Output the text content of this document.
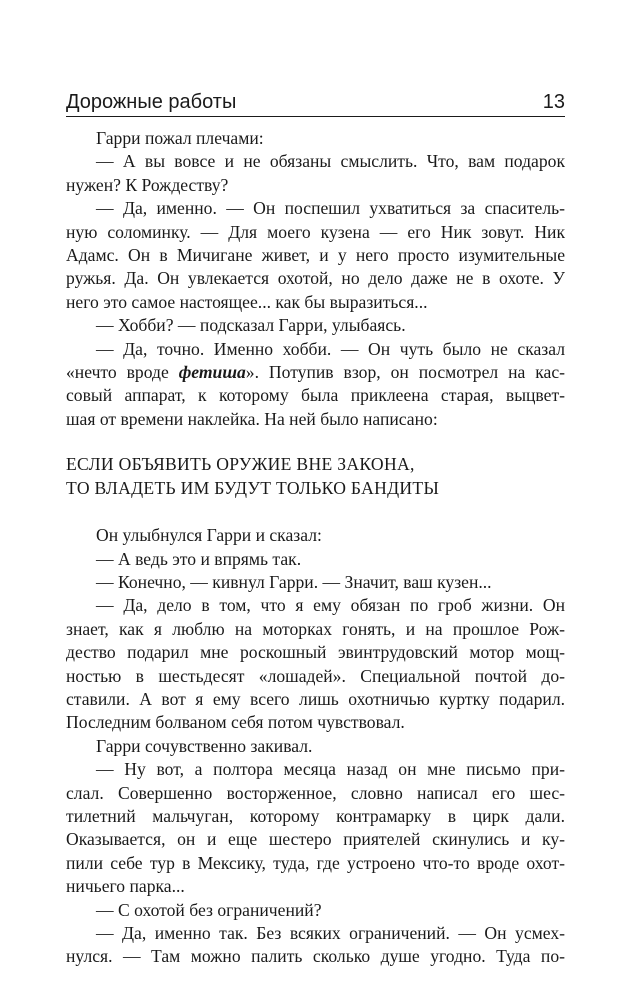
Дорожные работы	13

Гарри пожал плечами:

— А вы вовсе и не обязаны смыслить. Что, вам подарок
нужен? К Рождеству?

— Да, именно. — Он поспешил ухватиться за спаситель-
ную соломинку. — Для моего кузена — его Ник зовут. Ник
Адамс. Он в Мичигане живет, и у него просто изумительные
ружья. Да. Он увлекается охотой, но дело даже не в охоте. У
него это самое настоящее... как бы выразиться...

— Хобби? — подсказал Гарри, улыбаясь.

— Да, точно. Именно хобби. — Он чуть было не сказал
«нечто вроде фетиша». Потупив взор, он посмотрел на кас-
совый аппарат, к которому была приклеена старая, выцвет-
шая от времени наклейка. На ней было написано:

ЕСЛИ ОБЪЯВИТЬ ОРУЖИЕ ВНЕ ЗАКОНА,
ТО ВЛАДЕТЬ ИМ БУДУТ ТОЛЬКО БАНДИТЫ

Он улыбнулся Гарри и сказал:

— А ведь это и впрямь так.

— Конечно, — кивнул Гарри. — Значит, ваш кузен...

— Да, дело в том, что я ему обязан по гроб жизни. Он
знает, как я люблю на моторках гонять, и на прошлое Рож-
дество подарил мне роскошный эвинтрудовский мотор мощ-
ностью в шестьдесят «лошадей». Специальной почтой до-
ставили. А вот я ему всего лишь охотничью куртку подарил.
Последним болваном себя потом чувствовал.

Гарри сочувственно закивал.

— Ну вот, а полтора месяца назад он мне письмо при-
слал. Совершенно восторженное, словно написал его шес-
тилетний мальчуган, которому контрамарку в цирк дали.
Оказывается, он и еще шестеро приятелей скинулись и ку-
пили себе тур в Мексику, туда, где устроено что-то вроде охот-
ничьего парка...

— С охотой без ограничений?

— Да, именно так. Без всяких ограничений. — Он усмех-
нулся. — Там можно палить сколько душе угодно. Туда по-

* _Set exercise_:
Quote the data above in full, leaving out the pictures it holds.

* _Exercise result_:
Output the text content of this document.
Дорожные работы	13

Гарри пожал плечами:

— А вы вовсе и не обязаны смыслить. Что, вам подарок
нужен? К Рождеству?

— Да, именно. — Он поспешил ухватиться за спаситель-
ную соломинку. — Для моего кузена — его Ник зовут. Ник
Адамс. Он в Мичигане живет, и у него просто изумительные
ружья. Да. Он увлекается охотой, но дело даже не в охоте. У
него это самое настоящее... как бы выразиться...

— Хобби? — подсказал Гарри, улыбаясь.

— Да, точно. Именно хобби. — Он чуть было не сказал
«нечто вроде фетиша». Потупив взор, он посмотрел на кас-
совый аппарат, к которому была приклеена старая, выцвет-
шая от времени наклейка. На ней было написано:

ЕСЛИ ОБЪЯВИТЬ ОРУЖИЕ ВНЕ ЗАКОНА,
ТО ВЛАДЕТЬ ИМ БУДУТ ТОЛЬКО БАНДИТЫ

Он улыбнулся Гарри и сказал:

— А ведь это и впрямь так.

— Конечно, — кивнул Гарри. — Значит, ваш кузен...

— Да, дело в том, что я ему обязан по гроб жизни. Он
знает, как я люблю на моторках гонять, и на прошлое Рож-
дество подарил мне роскошный эвинтрудовский мотор мощ-
ностью в шестьдесят «лошадей». Специальной почтой до-
ставили. А вот я ему всего лишь охотничью куртку подарил.
Последним болваном себя потом чувствовал.

Гарри сочувственно закивал.

— Ну вот, а полтора месяца назад он мне письмо при-
слал. Совершенно восторженное, словно написал его шес-
тилетний мальчуган, которому контрамарку в цирк дали.
Оказывается, он и еще шестеро приятелей скинулись и ку-
пили себе тур в Мексику, туда, где устроено что-то вроде охот-
ничьего парка...

— С охотой без ограничений?

— Да, именно так. Без всяких ограничений. — Он усмех-
нулся. — Там можно палить сколько душе угодно. Туда по-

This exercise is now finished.